- [PROBLEM]: Extract the full set of records that follows, word for word.

— START OF SOURCE RECORDS —

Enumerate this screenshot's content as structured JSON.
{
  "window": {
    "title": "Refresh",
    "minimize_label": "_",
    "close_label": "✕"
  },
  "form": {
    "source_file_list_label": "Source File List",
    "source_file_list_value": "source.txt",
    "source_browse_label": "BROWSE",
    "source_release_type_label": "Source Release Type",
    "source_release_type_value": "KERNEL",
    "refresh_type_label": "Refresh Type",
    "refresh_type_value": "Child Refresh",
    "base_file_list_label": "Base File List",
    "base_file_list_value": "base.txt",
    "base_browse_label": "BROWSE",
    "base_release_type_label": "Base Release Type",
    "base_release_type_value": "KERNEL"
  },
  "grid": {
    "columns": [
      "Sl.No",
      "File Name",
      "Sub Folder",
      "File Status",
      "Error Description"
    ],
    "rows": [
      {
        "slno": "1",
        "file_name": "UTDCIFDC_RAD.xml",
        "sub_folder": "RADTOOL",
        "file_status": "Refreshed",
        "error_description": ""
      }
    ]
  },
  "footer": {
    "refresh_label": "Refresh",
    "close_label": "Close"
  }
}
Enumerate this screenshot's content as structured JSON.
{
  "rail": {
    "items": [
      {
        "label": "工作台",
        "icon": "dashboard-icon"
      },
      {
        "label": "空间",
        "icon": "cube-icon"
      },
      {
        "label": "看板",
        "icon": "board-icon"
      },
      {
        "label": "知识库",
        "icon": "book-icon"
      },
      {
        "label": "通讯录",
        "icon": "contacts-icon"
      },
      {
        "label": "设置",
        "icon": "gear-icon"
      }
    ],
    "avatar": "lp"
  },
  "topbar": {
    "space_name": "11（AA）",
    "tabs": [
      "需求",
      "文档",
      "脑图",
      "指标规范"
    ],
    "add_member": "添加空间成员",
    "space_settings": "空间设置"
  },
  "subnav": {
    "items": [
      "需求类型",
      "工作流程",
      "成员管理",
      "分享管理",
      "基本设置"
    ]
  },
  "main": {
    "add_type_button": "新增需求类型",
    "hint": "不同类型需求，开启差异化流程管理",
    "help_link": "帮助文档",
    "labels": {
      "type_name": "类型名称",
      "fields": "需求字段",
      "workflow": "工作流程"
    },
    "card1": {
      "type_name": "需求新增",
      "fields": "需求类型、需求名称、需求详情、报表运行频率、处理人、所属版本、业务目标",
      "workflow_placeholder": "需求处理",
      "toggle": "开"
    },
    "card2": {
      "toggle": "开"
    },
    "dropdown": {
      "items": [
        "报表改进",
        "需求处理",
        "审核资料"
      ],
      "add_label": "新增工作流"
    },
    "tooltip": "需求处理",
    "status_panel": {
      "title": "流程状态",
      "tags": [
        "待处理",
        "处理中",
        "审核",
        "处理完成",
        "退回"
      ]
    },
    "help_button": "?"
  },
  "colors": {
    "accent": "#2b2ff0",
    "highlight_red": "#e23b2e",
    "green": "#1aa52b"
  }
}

— END OF SOURCE RECORDS —

- [RIGHT ANSWER]:
Enumerate this screenshot's content as structured JSON.
{
  "window": {
    "title": "Refresh",
    "minimize_label": "_",
    "close_label": "✕"
  },
  "form": {
    "source_file_list_label": "Source File List",
    "source_file_list_value": "source.txt",
    "source_browse_label": "BROWSE",
    "source_release_type_label": "Source Release Type",
    "source_release_type_value": "KERNEL",
    "refresh_type_label": "Refresh Type",
    "refresh_type_value": "Child Refresh",
    "base_file_list_label": "Base File List",
    "base_file_list_value": "base.txt",
    "base_browse_label": "BROWSE",
    "base_release_type_label": "Base Release Type",
    "base_release_type_value": "KERNEL"
  },
  "grid": {
    "columns": [
      "Sl.No",
      "File Name",
      "Sub Folder",
      "File Status",
      "Error Description"
    ],
    "rows": [
      {
        "slno": "1",
        "file_name": "UTDCIFDC_RAD.xml",
        "sub_folder": "RADTOOL",
        "file_status": "Refreshed",
        "error_description": ""
      }
    ]
  },
  "footer": {
    "refresh_label": "Refresh",
    "close_label": "Close"
  }
}
Enumerate this screenshot's content as structured JSON.
{
  "rail": {
    "items": [
      {
        "label": "工作台",
        "icon": "dashboard-icon"
      },
      {
        "label": "空间",
        "icon": "cube-icon"
      },
      {
        "label": "看板",
        "icon": "board-icon"
      },
      {
        "label": "知识库",
        "icon": "book-icon"
      },
      {
        "label": "通讯录",
        "icon": "contacts-icon"
      },
      {
        "label": "设置",
        "icon": "gear-icon"
      }
    ],
    "avatar": "lp"
  },
  "topbar": {
    "space_name": "11（AA）",
    "tabs": [
      "需求",
      "文档",
      "脑图",
      "指标规范"
    ],
    "add_member": "添加空间成员",
    "space_settings": "空间设置"
  },
  "subnav": {
    "items": [
      "需求类型",
      "工作流程",
      "成员管理",
      "分享管理",
      "基本设置"
    ]
  },
  "main": {
    "add_type_button": "新增需求类型",
    "hint": "不同类型需求，开启差异化流程管理",
    "help_link": "帮助文档",
    "labels": {
      "type_name": "类型名称",
      "fields": "需求字段",
      "workflow": "工作流程"
    },
    "card1": {
      "type_name": "需求新增",
      "fields": "需求类型、需求名称、需求详情、报表运行频率、处理人、所属版本、业务目标",
      "workflow_placeholder": "需求处理",
      "toggle": "开"
    },
    "card2": {
      "toggle": "开"
    },
    "dropdown": {
      "items": [
        "报表改进",
        "需求处理",
        "审核资料"
      ],
      "add_label": "新增工作流"
    },
    "tooltip": "需求处理",
    "status_panel": {
      "title": "流程状态",
      "tags": [
        "待处理",
        "处理中",
        "审核",
        "处理完成",
        "退回"
      ]
    },
    "help_button": "?"
  },
  "colors": {
    "accent": "#2b2ff0",
    "highlight_red": "#e23b2e",
    "green": "#1aa52b"
  }
}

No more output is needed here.